> STATED TASK:
For each line in the data below that holds "desc", return a copy.

═════ EXERCISE INPUT

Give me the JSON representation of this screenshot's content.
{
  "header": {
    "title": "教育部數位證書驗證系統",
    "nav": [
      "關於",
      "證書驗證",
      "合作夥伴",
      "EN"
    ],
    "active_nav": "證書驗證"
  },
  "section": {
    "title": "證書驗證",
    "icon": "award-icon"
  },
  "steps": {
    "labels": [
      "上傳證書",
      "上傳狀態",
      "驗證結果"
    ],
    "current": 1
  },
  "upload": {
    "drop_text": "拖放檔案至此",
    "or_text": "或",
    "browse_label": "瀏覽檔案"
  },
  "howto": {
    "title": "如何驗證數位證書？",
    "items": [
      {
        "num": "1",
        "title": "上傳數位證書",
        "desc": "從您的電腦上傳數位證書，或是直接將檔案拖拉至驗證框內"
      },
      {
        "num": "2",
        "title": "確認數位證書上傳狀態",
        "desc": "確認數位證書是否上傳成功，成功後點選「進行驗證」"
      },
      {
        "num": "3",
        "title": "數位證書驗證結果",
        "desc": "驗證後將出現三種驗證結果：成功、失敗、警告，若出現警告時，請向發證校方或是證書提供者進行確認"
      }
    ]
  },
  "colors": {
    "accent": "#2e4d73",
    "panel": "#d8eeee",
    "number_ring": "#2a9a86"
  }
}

══════════

> RESPONSE FOR THIS EXERCISE:
        "desc": "從您的電腦上傳數位證書，或是直接將檔案拖拉至驗證框內"
        "desc": "確認數位證書是否上傳成功，成功後點選「進行驗證」"
        "desc": "驗證後將出現三種驗證結果：成功、失敗、警告，若出現警告時，請向發證校方或是證書提供者進行確認"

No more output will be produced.